### Requirements
Write out all the data again, exactly as it stands.

### Task material
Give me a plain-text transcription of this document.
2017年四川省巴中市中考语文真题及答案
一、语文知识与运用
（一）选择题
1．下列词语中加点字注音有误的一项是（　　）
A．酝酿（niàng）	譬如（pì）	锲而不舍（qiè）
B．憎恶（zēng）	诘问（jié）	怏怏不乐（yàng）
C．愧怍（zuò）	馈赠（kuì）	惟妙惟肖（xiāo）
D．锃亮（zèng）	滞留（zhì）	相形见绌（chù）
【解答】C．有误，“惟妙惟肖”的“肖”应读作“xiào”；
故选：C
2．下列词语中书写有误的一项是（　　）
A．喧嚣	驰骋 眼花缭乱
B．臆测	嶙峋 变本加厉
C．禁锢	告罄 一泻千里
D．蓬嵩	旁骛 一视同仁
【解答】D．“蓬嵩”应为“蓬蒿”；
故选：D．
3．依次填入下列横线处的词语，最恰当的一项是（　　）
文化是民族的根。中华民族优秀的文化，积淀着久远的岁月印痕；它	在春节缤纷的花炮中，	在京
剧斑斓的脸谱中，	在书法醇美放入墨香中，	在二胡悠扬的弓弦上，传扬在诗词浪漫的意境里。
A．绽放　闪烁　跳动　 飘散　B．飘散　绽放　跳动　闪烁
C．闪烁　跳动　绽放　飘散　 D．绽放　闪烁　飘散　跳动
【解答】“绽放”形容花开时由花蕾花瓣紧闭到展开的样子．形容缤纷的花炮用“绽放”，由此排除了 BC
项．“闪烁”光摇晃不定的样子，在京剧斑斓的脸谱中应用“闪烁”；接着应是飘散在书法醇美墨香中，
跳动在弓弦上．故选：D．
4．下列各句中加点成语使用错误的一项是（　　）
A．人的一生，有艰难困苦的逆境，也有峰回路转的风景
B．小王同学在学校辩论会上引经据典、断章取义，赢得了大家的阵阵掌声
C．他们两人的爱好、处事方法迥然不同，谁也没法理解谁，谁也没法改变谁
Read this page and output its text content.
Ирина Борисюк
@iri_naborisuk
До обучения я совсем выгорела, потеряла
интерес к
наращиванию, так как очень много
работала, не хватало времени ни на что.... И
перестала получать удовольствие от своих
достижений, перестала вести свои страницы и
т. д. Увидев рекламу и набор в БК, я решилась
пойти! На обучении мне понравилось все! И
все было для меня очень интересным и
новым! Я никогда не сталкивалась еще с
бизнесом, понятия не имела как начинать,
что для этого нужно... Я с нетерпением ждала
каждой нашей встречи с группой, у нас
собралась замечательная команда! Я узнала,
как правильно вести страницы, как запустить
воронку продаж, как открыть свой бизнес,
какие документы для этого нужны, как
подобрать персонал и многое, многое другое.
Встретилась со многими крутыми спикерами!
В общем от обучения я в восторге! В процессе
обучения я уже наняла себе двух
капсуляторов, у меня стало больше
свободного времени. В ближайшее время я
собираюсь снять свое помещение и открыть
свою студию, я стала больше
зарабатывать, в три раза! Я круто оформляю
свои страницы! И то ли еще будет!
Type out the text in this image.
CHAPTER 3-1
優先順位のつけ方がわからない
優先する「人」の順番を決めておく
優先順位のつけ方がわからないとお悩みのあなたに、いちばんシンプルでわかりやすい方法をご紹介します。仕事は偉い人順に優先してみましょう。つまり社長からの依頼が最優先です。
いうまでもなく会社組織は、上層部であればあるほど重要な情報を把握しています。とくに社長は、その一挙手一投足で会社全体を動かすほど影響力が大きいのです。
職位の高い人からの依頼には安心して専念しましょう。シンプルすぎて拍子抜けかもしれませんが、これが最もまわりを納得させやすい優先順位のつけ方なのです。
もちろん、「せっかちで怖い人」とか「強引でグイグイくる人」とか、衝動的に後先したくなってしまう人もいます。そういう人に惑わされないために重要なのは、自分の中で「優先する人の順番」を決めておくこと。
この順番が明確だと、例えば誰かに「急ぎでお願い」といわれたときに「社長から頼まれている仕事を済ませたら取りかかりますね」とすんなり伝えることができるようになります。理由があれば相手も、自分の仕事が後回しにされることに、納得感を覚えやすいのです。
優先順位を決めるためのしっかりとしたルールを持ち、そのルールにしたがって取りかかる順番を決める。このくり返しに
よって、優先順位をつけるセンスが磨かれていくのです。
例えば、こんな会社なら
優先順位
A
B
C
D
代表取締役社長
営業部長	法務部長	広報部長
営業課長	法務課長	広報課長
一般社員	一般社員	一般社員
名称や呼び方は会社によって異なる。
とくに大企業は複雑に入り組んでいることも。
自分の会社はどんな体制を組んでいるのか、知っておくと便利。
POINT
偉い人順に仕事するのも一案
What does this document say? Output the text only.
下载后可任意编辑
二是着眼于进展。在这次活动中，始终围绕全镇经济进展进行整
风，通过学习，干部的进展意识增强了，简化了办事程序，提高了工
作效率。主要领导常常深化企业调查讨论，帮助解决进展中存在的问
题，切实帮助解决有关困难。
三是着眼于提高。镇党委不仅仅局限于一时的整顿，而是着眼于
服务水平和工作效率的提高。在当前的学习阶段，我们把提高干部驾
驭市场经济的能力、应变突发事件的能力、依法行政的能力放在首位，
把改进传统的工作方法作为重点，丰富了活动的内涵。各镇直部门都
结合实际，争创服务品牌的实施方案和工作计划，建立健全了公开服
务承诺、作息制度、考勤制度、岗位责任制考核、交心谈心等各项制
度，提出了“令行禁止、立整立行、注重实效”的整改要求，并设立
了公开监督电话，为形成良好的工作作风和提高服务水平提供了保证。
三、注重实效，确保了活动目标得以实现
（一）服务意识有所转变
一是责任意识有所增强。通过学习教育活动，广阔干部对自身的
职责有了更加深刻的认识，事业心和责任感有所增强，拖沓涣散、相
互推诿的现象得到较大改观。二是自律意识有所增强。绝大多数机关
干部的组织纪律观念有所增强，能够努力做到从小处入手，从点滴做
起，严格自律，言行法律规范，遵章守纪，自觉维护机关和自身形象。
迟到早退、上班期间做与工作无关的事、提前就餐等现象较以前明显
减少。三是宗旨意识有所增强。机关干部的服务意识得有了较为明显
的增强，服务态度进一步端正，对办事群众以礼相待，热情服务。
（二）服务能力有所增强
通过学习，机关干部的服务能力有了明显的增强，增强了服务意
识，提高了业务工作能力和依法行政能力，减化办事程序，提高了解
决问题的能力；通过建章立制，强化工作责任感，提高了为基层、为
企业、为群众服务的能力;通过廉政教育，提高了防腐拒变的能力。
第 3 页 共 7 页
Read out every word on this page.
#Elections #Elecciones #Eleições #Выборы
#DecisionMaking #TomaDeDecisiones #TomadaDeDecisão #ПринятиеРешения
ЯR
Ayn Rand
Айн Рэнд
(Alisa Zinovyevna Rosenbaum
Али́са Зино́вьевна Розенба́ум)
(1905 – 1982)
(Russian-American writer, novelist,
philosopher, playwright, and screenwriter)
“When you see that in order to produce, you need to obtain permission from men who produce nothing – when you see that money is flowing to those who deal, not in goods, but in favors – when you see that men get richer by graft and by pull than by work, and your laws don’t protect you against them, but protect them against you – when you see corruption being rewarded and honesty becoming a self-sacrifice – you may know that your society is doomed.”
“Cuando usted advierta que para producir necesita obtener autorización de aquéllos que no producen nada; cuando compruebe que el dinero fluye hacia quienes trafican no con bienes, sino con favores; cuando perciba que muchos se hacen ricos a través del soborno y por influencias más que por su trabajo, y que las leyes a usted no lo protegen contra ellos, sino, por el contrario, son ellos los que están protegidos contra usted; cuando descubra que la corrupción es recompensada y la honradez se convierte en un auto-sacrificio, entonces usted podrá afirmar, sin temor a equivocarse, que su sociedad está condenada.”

### Full response
Give me a plain-text transcription of this document.
2017年四川省巴中市中考语文真题及答案
一、语文知识与运用
（一）选择题
1．下列词语中加点字注音有误的一项是（　　）
A．酝酿（niàng）	譬如（pì）	锲而不舍（qiè）
B．憎恶（zēng）	诘问（jié）	怏怏不乐（yàng）
C．愧怍（zuò）	馈赠（kuì）	惟妙惟肖（xiāo）
D．锃亮（zèng）	滞留（zhì）	相形见绌（chù）
【解答】C．有误，“惟妙惟肖”的“肖”应读作“xiào”；
故选：C
2．下列词语中书写有误的一项是（　　）
A．喧嚣	驰骋 眼花缭乱
B．臆测	嶙峋 变本加厉
C．禁锢	告罄 一泻千里
D．蓬嵩	旁骛 一视同仁
【解答】D．“蓬嵩”应为“蓬蒿”；
故选：D．
3．依次填入下列横线处的词语，最恰当的一项是（　　）
文化是民族的根。中华民族优秀的文化，积淀着久远的岁月印痕；它	在春节缤纷的花炮中，	在京
剧斑斓的脸谱中，	在书法醇美放入墨香中，	在二胡悠扬的弓弦上，传扬在诗词浪漫的意境里。
A．绽放　闪烁　跳动　 飘散　B．飘散　绽放　跳动　闪烁
C．闪烁　跳动　绽放　飘散　 D．绽放　闪烁　飘散　跳动
【解答】“绽放”形容花开时由花蕾花瓣紧闭到展开的样子．形容缤纷的花炮用“绽放”，由此排除了 BC
项．“闪烁”光摇晃不定的样子，在京剧斑斓的脸谱中应用“闪烁”；接着应是飘散在书法醇美墨香中，
跳动在弓弦上．故选：D．
4．下列各句中加点成语使用错误的一项是（　　）
A．人的一生，有艰难困苦的逆境，也有峰回路转的风景
B．小王同学在学校辩论会上引经据典、断章取义，赢得了大家的阵阵掌声
C．他们两人的爱好、处事方法迥然不同，谁也没法理解谁，谁也没法改变谁
Read this page and output its text content.
Ирина Борисюк
@iri_naborisuk
До обучения я совсем выгорела, потеряла
интерес к
наращиванию, так как очень много
работала, не хватало времени ни на что.... И
перестала получать удовольствие от своих
достижений, перестала вести свои страницы и
т. д. Увидев рекламу и набор в БК, я решилась
пойти! На обучении мне понравилось все! И
все было для меня очень интересным и
новым! Я никогда не сталкивалась еще с
бизнесом, понятия не имела как начинать,
что для этого нужно... Я с нетерпением ждала
каждой нашей встречи с группой, у нас
собралась замечательная команда! Я узнала,
как правильно вести страницы, как запустить
воронку продаж, как открыть свой бизнес,
какие документы для этого нужны, как
подобрать персонал и многое, многое другое.
Встретилась со многими крутыми спикерами!
В общем от обучения я в восторге! В процессе
обучения я уже наняла себе двух
капсуляторов, у меня стало больше
свободного времени. В ближайшее время я
собираюсь снять свое помещение и открыть
свою студию, я стала больше
зарабатывать, в три раза! Я круто оформляю
свои страницы! И то ли еще будет!
Type out the text in this image.
CHAPTER 3-1
優先順位のつけ方がわからない
優先する「人」の順番を決めておく
優先順位のつけ方がわからないとお悩みのあなたに、いちばんシンプルでわかりやすい方法をご紹介します。仕事は偉い人順に優先してみましょう。つまり社長からの依頼が最優先です。
いうまでもなく会社組織は、上層部であればあるほど重要な情報を把握しています。とくに社長は、その一挙手一投足で会社全体を動かすほど影響力が大きいのです。
職位の高い人からの依頼には安心して専念しましょう。シンプルすぎて拍子抜けかもしれませんが、これが最もまわりを納得させやすい優先順位のつけ方なのです。
もちろん、「せっかちで怖い人」とか「強引でグイグイくる人」とか、衝動的に後先したくなってしまう人もいます。そういう人に惑わされないために重要なのは、自分の中で「優先する人の順番」を決めておくこと。
この順番が明確だと、例えば誰かに「急ぎでお願い」といわれたときに「社長から頼まれている仕事を済ませたら取りかかりますね」とすんなり伝えることができるようになります。理由があれば相手も、自分の仕事が後回しにされることに、納得感を覚えやすいのです。
優先順位を決めるためのしっかりとしたルールを持ち、そのルールにしたがって取りかかる順番を決める。このくり返しに
よって、優先順位をつけるセンスが磨かれていくのです。
例えば、こんな会社なら
優先順位
A
B
C
D
代表取締役社長
営業部長	法務部長	広報部長
営業課長	法務課長	広報課長
一般社員	一般社員	一般社員
名称や呼び方は会社によって異なる。
とくに大企業は複雑に入り組んでいることも。
自分の会社はどんな体制を組んでいるのか、知っておくと便利。
POINT
偉い人順に仕事するのも一案
What does this document say? Output the text only.
下载后可任意编辑
二是着眼于进展。在这次活动中，始终围绕全镇经济进展进行整
风，通过学习，干部的进展意识增强了，简化了办事程序，提高了工
作效率。主要领导常常深化企业调查讨论，帮助解决进展中存在的问
题，切实帮助解决有关困难。
三是着眼于提高。镇党委不仅仅局限于一时的整顿，而是着眼于
服务水平和工作效率的提高。在当前的学习阶段，我们把提高干部驾
驭市场经济的能力、应变突发事件的能力、依法行政的能力放在首位，
把改进传统的工作方法作为重点，丰富了活动的内涵。各镇直部门都
结合实际，争创服务品牌的实施方案和工作计划，建立健全了公开服
务承诺、作息制度、考勤制度、岗位责任制考核、交心谈心等各项制
度，提出了“令行禁止、立整立行、注重实效”的整改要求，并设立
了公开监督电话，为形成良好的工作作风和提高服务水平提供了保证。
三、注重实效，确保了活动目标得以实现
（一）服务意识有所转变
一是责任意识有所增强。通过学习教育活动，广阔干部对自身的
职责有了更加深刻的认识，事业心和责任感有所增强，拖沓涣散、相
互推诿的现象得到较大改观。二是自律意识有所增强。绝大多数机关
干部的组织纪律观念有所增强，能够努力做到从小处入手，从点滴做
起，严格自律，言行法律规范，遵章守纪，自觉维护机关和自身形象。
迟到早退、上班期间做与工作无关的事、提前就餐等现象较以前明显
减少。三是宗旨意识有所增强。机关干部的服务意识得有了较为明显
的增强，服务态度进一步端正，对办事群众以礼相待，热情服务。
（二）服务能力有所增强
通过学习，机关干部的服务能力有了明显的增强，增强了服务意
识，提高了业务工作能力和依法行政能力，减化办事程序，提高了解
决问题的能力；通过建章立制，强化工作责任感，提高了为基层、为
企业、为群众服务的能力;通过廉政教育，提高了防腐拒变的能力。
第 3 页 共 7 页
Read out every word on this page.
#Elections #Elecciones #Eleições #Выборы
#DecisionMaking #TomaDeDecisiones #TomadaDeDecisão #ПринятиеРешения
ЯR
Ayn Rand
Айн Рэнд
(Alisa Zinovyevna Rosenbaum
Али́са Зино́вьевна Розенба́ум)
(1905 – 1982)
(Russian-American writer, novelist,
philosopher, playwright, and screenwriter)
“When you see that in order to produce, you need to obtain permission from men who produce nothing – when you see that money is flowing to those who deal, not in goods, but in favors – when you see that men get richer by graft and by pull than by work, and your laws don’t protect you against them, but protect them against you – when you see corruption being rewarded and honesty becoming a self-sacrifice – you may know that your society is doomed.”
“Cuando usted advierta que para producir necesita obtener autorización de aquéllos que no producen nada; cuando compruebe que el dinero fluye hacia quienes trafican no con bienes, sino con favores; cuando perciba que muchos se hacen ricos a través del soborno y por influencias más que por su trabajo, y que las leyes a usted no lo protegen contra ellos, sino, por el contrario, son ellos los que están protegidos contra usted; cuando descubra que la corrupción es recompensada y la honradez se convierte en un auto-sacrificio, entonces usted podrá afirmar, sin temor a equivocarse, que su sociedad está condenada.”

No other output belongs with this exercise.